>> Start Data supplied
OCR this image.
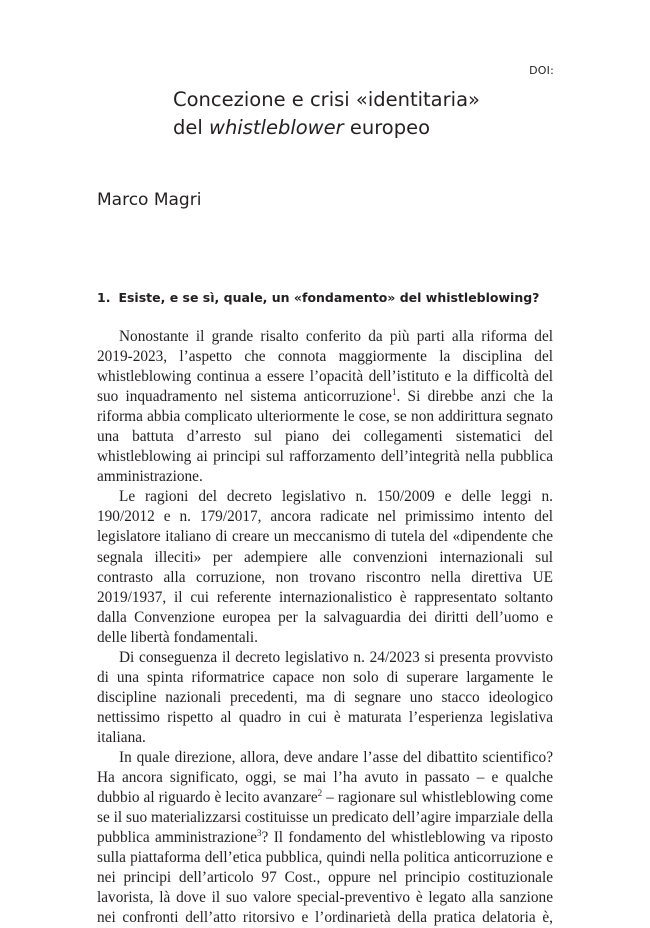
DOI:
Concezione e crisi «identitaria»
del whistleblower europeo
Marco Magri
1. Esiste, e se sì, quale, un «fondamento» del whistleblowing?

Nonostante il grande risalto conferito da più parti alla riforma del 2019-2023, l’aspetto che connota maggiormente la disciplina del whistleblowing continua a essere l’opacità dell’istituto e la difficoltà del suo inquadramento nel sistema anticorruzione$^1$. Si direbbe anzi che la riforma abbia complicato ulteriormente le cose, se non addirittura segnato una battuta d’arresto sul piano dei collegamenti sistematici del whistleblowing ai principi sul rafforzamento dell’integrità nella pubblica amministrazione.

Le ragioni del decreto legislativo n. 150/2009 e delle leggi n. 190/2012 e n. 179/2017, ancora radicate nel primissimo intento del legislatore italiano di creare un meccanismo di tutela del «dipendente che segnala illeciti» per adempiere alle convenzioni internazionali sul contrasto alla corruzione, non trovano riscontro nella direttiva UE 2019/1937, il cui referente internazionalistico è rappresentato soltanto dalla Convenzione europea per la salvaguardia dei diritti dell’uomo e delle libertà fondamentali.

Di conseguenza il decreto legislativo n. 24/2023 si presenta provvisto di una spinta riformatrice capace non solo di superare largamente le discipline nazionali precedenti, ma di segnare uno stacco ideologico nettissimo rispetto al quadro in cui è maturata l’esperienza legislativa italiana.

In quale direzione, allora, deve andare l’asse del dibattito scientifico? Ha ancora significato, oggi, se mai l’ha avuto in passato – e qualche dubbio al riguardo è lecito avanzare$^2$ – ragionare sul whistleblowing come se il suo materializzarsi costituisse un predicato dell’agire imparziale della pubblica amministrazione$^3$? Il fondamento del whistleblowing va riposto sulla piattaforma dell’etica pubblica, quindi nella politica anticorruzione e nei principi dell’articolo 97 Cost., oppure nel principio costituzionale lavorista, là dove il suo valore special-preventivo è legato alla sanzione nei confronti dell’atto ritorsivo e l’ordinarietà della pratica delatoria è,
>> End Data supplied
>> Start Data supplied
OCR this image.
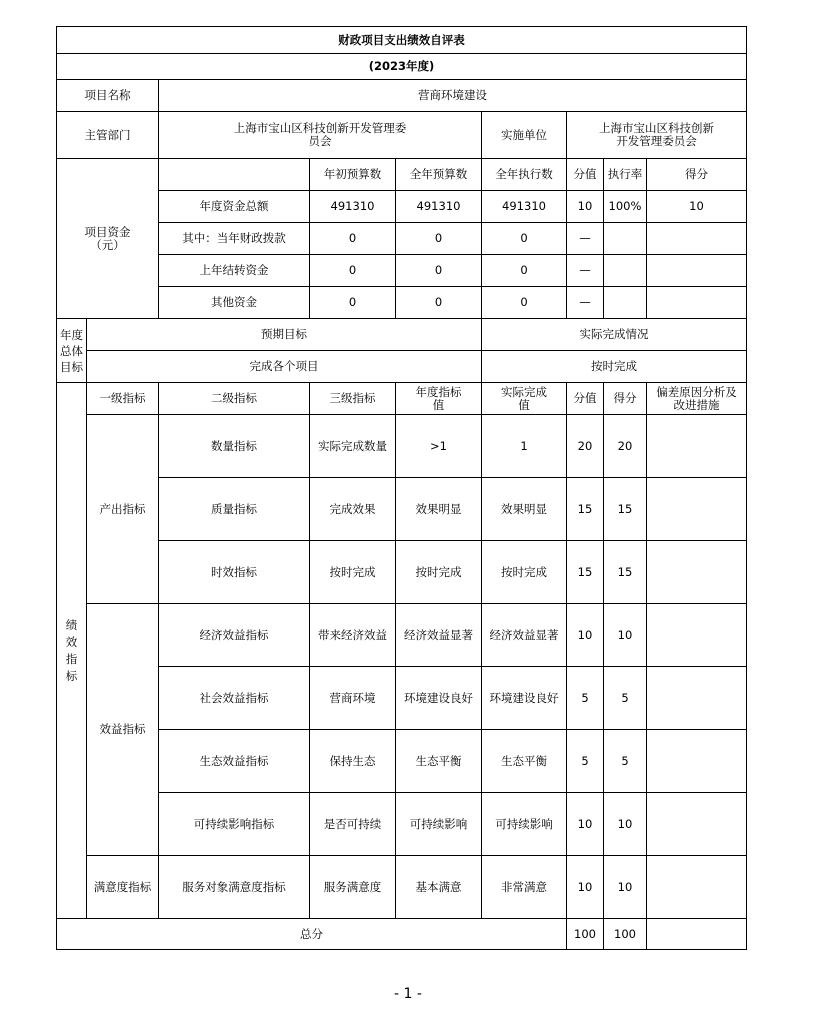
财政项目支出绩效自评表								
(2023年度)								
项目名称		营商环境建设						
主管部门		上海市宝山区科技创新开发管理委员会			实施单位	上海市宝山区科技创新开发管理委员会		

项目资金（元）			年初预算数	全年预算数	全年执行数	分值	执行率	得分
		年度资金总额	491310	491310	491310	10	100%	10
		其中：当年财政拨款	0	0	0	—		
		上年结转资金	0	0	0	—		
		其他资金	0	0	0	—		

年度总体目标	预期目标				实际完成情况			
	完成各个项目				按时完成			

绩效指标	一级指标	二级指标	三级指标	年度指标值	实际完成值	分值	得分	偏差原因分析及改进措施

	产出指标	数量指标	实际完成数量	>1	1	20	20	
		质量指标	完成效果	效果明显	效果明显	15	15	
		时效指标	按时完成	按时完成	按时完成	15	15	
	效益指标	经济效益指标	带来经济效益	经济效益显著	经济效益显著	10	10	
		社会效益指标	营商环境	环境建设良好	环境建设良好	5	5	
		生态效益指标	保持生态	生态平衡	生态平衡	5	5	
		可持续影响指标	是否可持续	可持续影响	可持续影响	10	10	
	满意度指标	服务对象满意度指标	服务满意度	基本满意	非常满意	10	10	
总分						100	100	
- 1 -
>> End Data supplied
>> Start Data supplied
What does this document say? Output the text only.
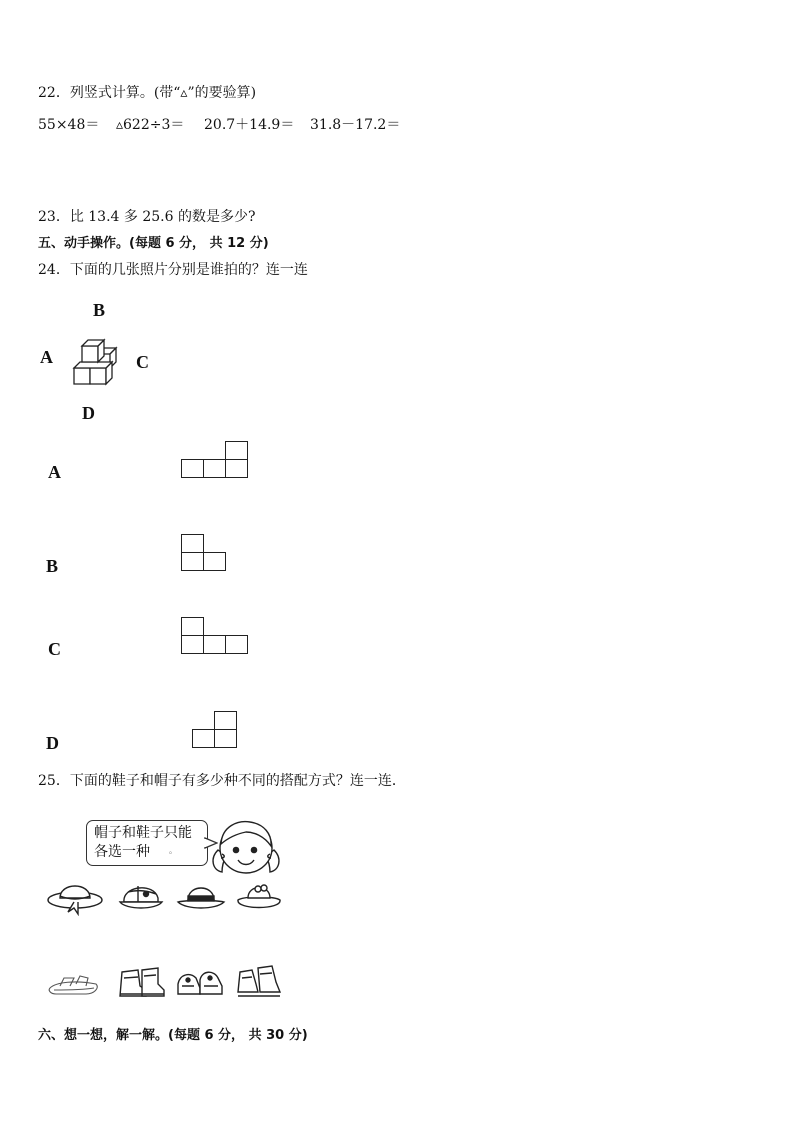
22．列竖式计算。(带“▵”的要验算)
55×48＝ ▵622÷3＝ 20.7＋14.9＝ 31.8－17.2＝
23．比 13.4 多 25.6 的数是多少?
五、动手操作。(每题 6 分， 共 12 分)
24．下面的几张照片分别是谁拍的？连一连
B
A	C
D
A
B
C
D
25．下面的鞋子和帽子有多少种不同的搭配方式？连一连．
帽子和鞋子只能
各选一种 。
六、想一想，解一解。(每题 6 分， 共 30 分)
>> End Data supplied
*Task instructions*
Determine how many lines above contain "按时完成" as a word or string. Give the number alone.

*Worked answer*
2